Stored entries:
──────────

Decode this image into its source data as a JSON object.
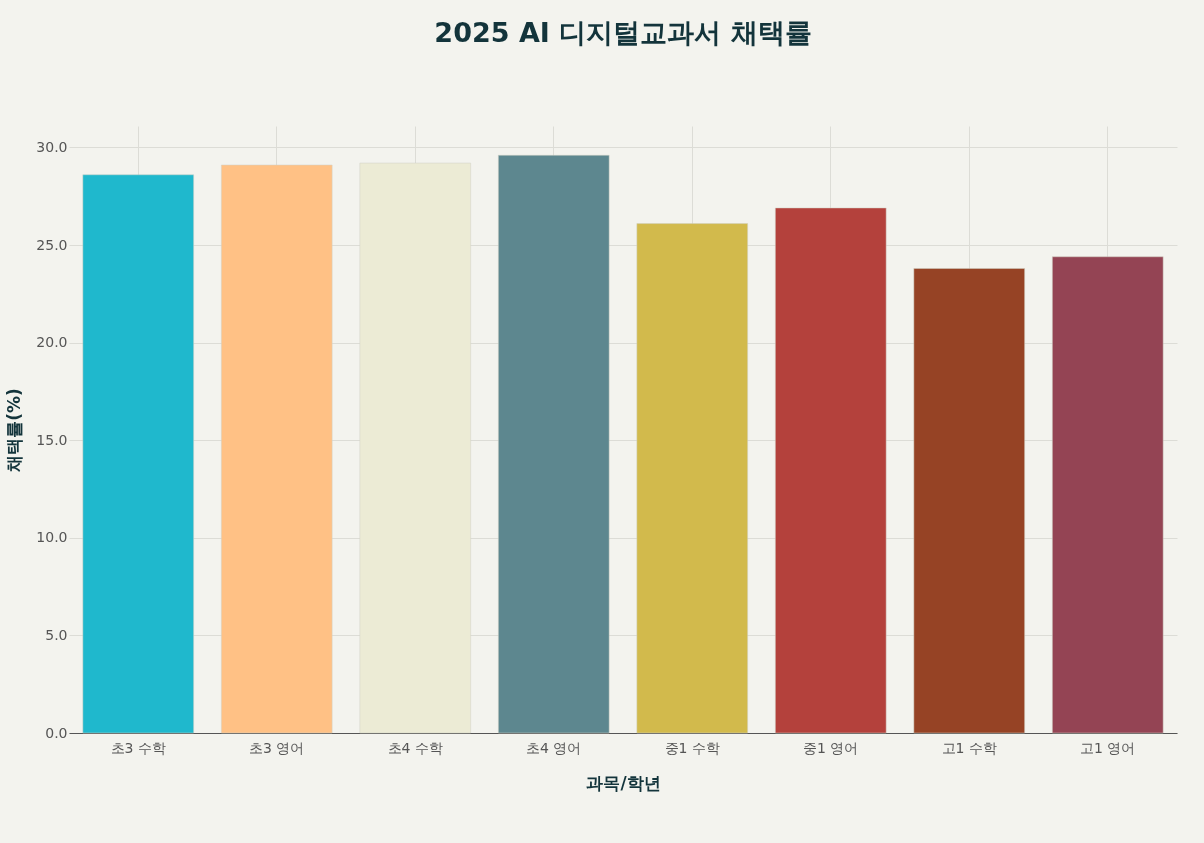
{
  "chart_data": {
    "type": "bar",
    "title": "2025 AI 디지털교과서 채택률",
    "xlabel": "과목/학년",
    "ylabel": "채택률(%)",
    "categories": [
      "초3 수학",
      "초3 영어",
      "초4 수학",
      "초4 영어",
      "중1 수학",
      "중1 영어",
      "고1 수학",
      "고1 영어"
    ],
    "values": [
      28.6,
      29.1,
      29.2,
      29.6,
      26.1,
      26.9,
      23.8,
      24.4
    ],
    "colors": [
      "#1fb8cd",
      "#ffc185",
      "#eceBd5",
      "#5d878f",
      "#d2ba4c",
      "#b4413c",
      "#964325",
      "#944454"
    ],
    "ylim": [
      0,
      31.1
    ],
    "yticks": [
      {
        "value": 0,
        "label": "0.0"
      },
      {
        "value": 5,
        "label": "5.0"
      },
      {
        "value": 10,
        "label": "10.0"
      },
      {
        "value": 15,
        "label": "15.0"
      },
      {
        "value": 20,
        "label": "20.0"
      },
      {
        "value": 25,
        "label": "25.0"
      },
      {
        "value": 30,
        "label": "30.0"
      }
    ],
    "grid": true
  }
}
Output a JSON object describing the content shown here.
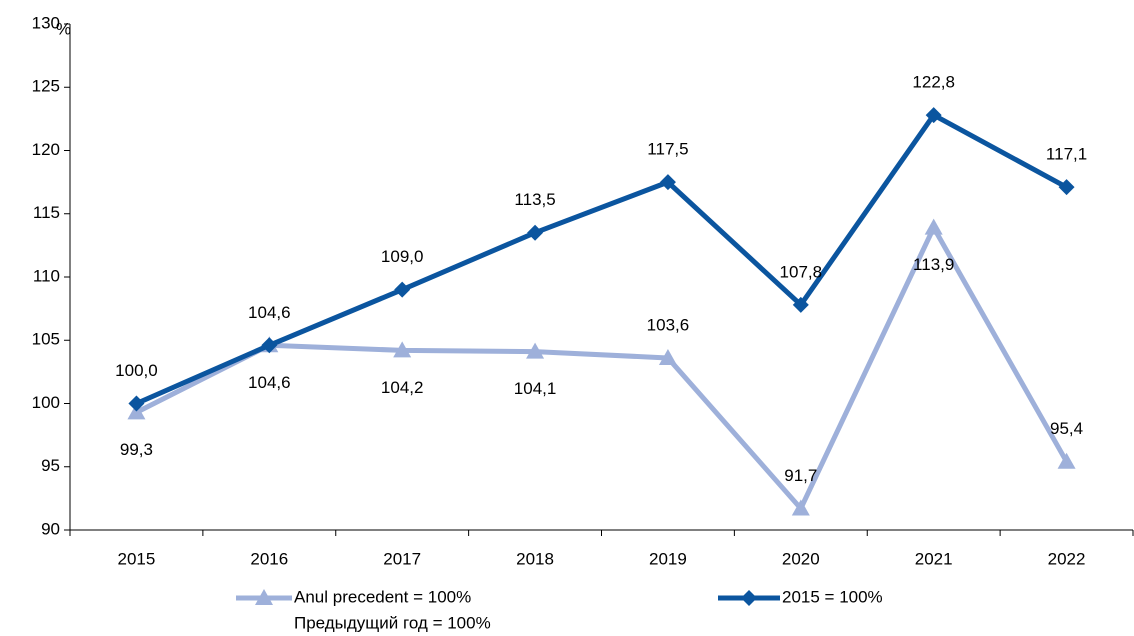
{
  "chart_data": {
    "type": "line",
    "y_unit": "%",
    "categories": [
      "2015",
      "2016",
      "2017",
      "2018",
      "2019",
      "2020",
      "2021",
      "2022"
    ],
    "series": [
      {
        "name": "Anul precedent = 100%",
        "name_ru": "Предыдущий год = 100%",
        "color": "#9eb0da",
        "marker": "triangle",
        "values": [
          99.3,
          104.6,
          104.2,
          104.1,
          103.6,
          91.7,
          113.9,
          95.4
        ],
        "value_labels": [
          "99,3",
          "104,6",
          "104,2",
          "104,1",
          "103,6",
          "91,7",
          "113,9",
          "95,4"
        ]
      },
      {
        "name": "2015 = 100%",
        "color": "#0b559f",
        "marker": "diamond",
        "values": [
          100.0,
          104.6,
          109.0,
          113.5,
          117.5,
          107.8,
          122.8,
          117.1
        ],
        "value_labels": [
          "100,0",
          "104,6",
          "109,0",
          "113,5",
          "117,5",
          "107,8",
          "122,8",
          "117,1"
        ]
      }
    ],
    "ylim": [
      90,
      130
    ],
    "yticks": [
      90,
      95,
      100,
      105,
      110,
      115,
      120,
      125,
      130
    ],
    "grid": false
  }
}
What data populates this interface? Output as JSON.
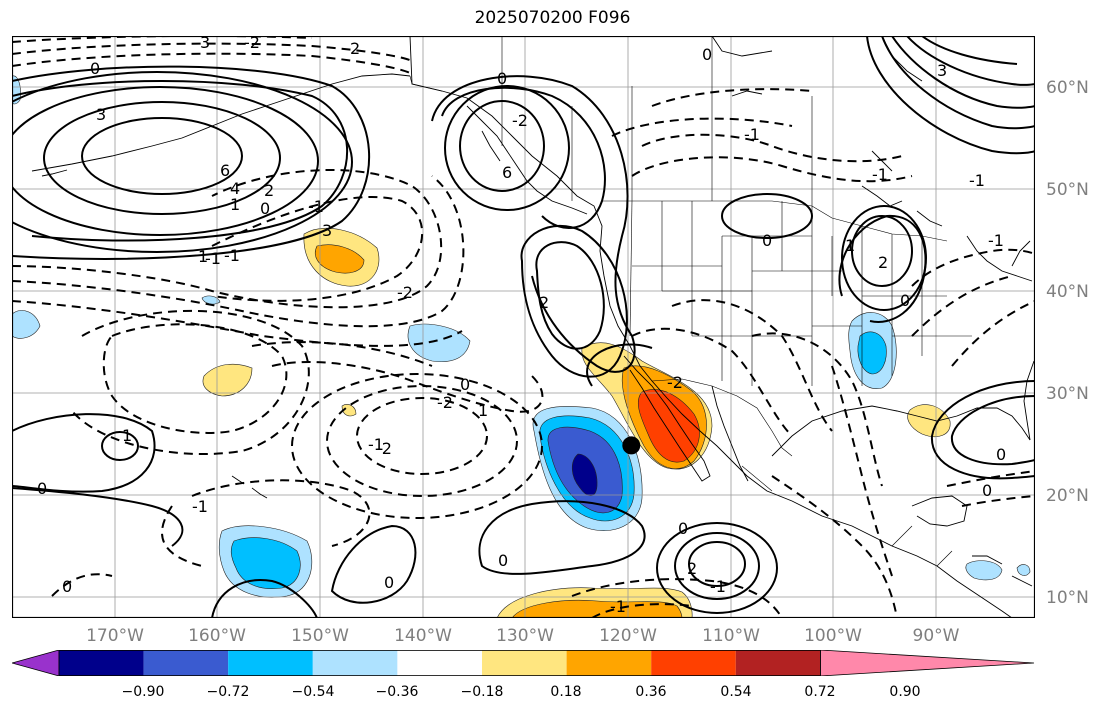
{
  "title": "2025070200 F096",
  "lon_labels": [
    "170°W",
    "160°W",
    "150°W",
    "140°W",
    "130°W",
    "120°W",
    "110°W",
    "100°W",
    "90°W"
  ],
  "lat_labels": [
    "60°N",
    "50°N",
    "40°N",
    "30°N",
    "20°N",
    "10°N"
  ],
  "colorbar": {
    "ticks": [
      "−0.90",
      "−0.72",
      "−0.54",
      "−0.36",
      "−0.18",
      "0.18",
      "0.36",
      "0.54",
      "0.72",
      "0.90"
    ],
    "colors": [
      "#9932cc",
      "#00008b",
      "#3a5bd0",
      "#00bfff",
      "#aee2ff",
      "#ffffff",
      "#ffe680",
      "#ffa500",
      "#ff4000",
      "#b22222",
      "#ff88aa"
    ]
  },
  "contour_labels": [
    "0",
    "3",
    "2",
    "-1",
    "0",
    "-2",
    "3",
    "2",
    "6",
    "-1",
    "1",
    "-1",
    "0",
    "3",
    "6",
    "4",
    "0",
    "0",
    "3",
    "-2",
    "-2",
    "0",
    "1",
    "-2",
    "2",
    "-1",
    "1",
    "-1",
    "-1",
    "-2",
    "1",
    "0",
    "-2",
    "0",
    "0",
    "2",
    "-1",
    "-1",
    "0",
    "0",
    "-1",
    "0",
    "1",
    "2",
    "0",
    "0",
    "-1",
    "-1"
  ],
  "marker": {
    "name": "location-marker",
    "lon": -118.5,
    "lat": 24.8
  }
}
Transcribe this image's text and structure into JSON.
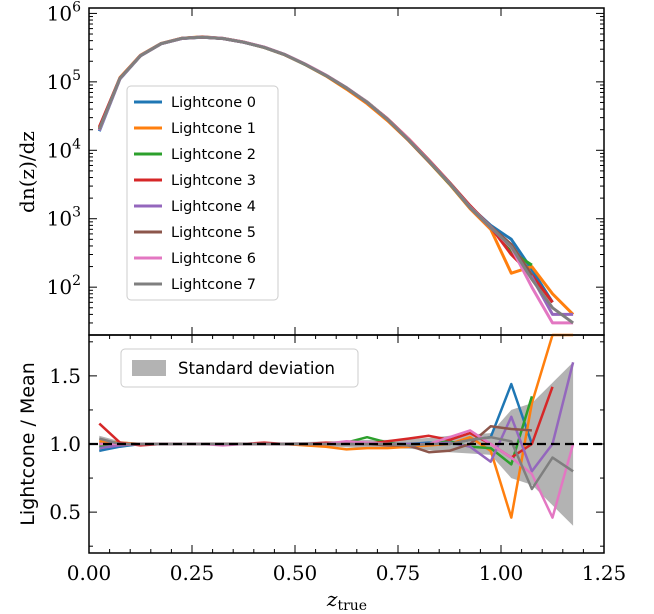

──────────

== Required task ==
Exclude the images and reproduce the remaining data exactly.

== Written reply ==
Decode this image into its source data as a JSON object.
{
  "chart_data": {
    "type": "bar",
    "title": "2025 AI 디지털교과서 채택률",
    "xlabel": "과목/학년",
    "ylabel": "채택률(%)",
    "categories": [
      "초3 수학",
      "초3 영어",
      "초4 수학",
      "초4 영어",
      "중1 수학",
      "중1 영어",
      "고1 수학",
      "고1 영어"
    ],
    "values": [
      28.6,
      29.1,
      29.2,
      29.6,
      26.1,
      26.9,
      23.8,
      24.4
    ],
    "colors": [
      "#1fb8cd",
      "#ffc185",
      "#eceBd5",
      "#5d878f",
      "#d2ba4c",
      "#b4413c",
      "#964325",
      "#944454"
    ],
    "ylim": [
      0,
      31.1
    ],
    "yticks": [
      {
        "value": 0,
        "label": "0.0"
      },
      {
        "value": 5,
        "label": "5.0"
      },
      {
        "value": 10,
        "label": "10.0"
      },
      {
        "value": 15,
        "label": "15.0"
      },
      {
        "value": 20,
        "label": "20.0"
      },
      {
        "value": 25,
        "label": "25.0"
      },
      {
        "value": 30,
        "label": "30.0"
      }
    ],
    "grid": true
  }
}
Output a JSON object describing the content shown here.
{
  "chart_data": {
    "type": "line",
    "y_unit": "%",
    "categories": [
      "2015",
      "2016",
      "2017",
      "2018",
      "2019",
      "2020",
      "2021",
      "2022"
    ],
    "series": [
      {
        "name": "Anul precedent = 100%",
        "name_ru": "Предыдущий год = 100%",
        "color": "#9eb0da",
        "marker": "triangle",
        "values": [
          99.3,
          104.6,
          104.2,
          104.1,
          103.6,
          91.7,
          113.9,
          95.4
        ],
        "value_labels": [
          "99,3",
          "104,6",
          "104,2",
          "104,1",
          "103,6",
          "91,7",
          "113,9",
          "95,4"
        ]
      },
      {
        "name": "2015 = 100%",
        "color": "#0b559f",
        "marker": "diamond",
        "values": [
          100.0,
          104.6,
          109.0,
          113.5,
          117.5,
          107.8,
          122.8,
          117.1
        ],
        "value_labels": [
          "100,0",
          "104,6",
          "109,0",
          "113,5",
          "117,5",
          "107,8",
          "122,8",
          "117,1"
        ]
      }
    ],
    "ylim": [
      90,
      130
    ],
    "yticks": [
      90,
      95,
      100,
      105,
      110,
      115,
      120,
      125,
      130
    ],
    "grid": false
  }
}
What data populates this interface? Output as JSON.
{
  "title": "2025070200 F096",
  "lon_labels": [
    "170°W",
    "160°W",
    "150°W",
    "140°W",
    "130°W",
    "120°W",
    "110°W",
    "100°W",
    "90°W"
  ],
  "lat_labels": [
    "60°N",
    "50°N",
    "40°N",
    "30°N",
    "20°N",
    "10°N"
  ],
  "colorbar": {
    "ticks": [
      "−0.90",
      "−0.72",
      "−0.54",
      "−0.36",
      "−0.18",
      "0.18",
      "0.36",
      "0.54",
      "0.72",
      "0.90"
    ],
    "colors": [
      "#9932cc",
      "#00008b",
      "#3a5bd0",
      "#00bfff",
      "#aee2ff",
      "#ffffff",
      "#ffe680",
      "#ffa500",
      "#ff4000",
      "#b22222",
      "#ff88aa"
    ]
  },
  "contour_labels": [
    "0",
    "3",
    "2",
    "-1",
    "0",
    "-2",
    "3",
    "2",
    "6",
    "-1",
    "1",
    "-1",
    "0",
    "3",
    "6",
    "4",
    "0",
    "0",
    "3",
    "-2",
    "-2",
    "0",
    "1",
    "-2",
    "2",
    "-1",
    "1",
    "-1",
    "-1",
    "-2",
    "1",
    "0",
    "-2",
    "0",
    "0",
    "2",
    "-1",
    "-1",
    "0",
    "0",
    "-1",
    "0",
    "1",
    "2",
    "0",
    "0",
    "-1",
    "-1"
  ],
  "marker": {
    "name": "location-marker",
    "lon": -118.5,
    "lat": 24.8
  }
}
Transcribe this image's text and structure into JSON.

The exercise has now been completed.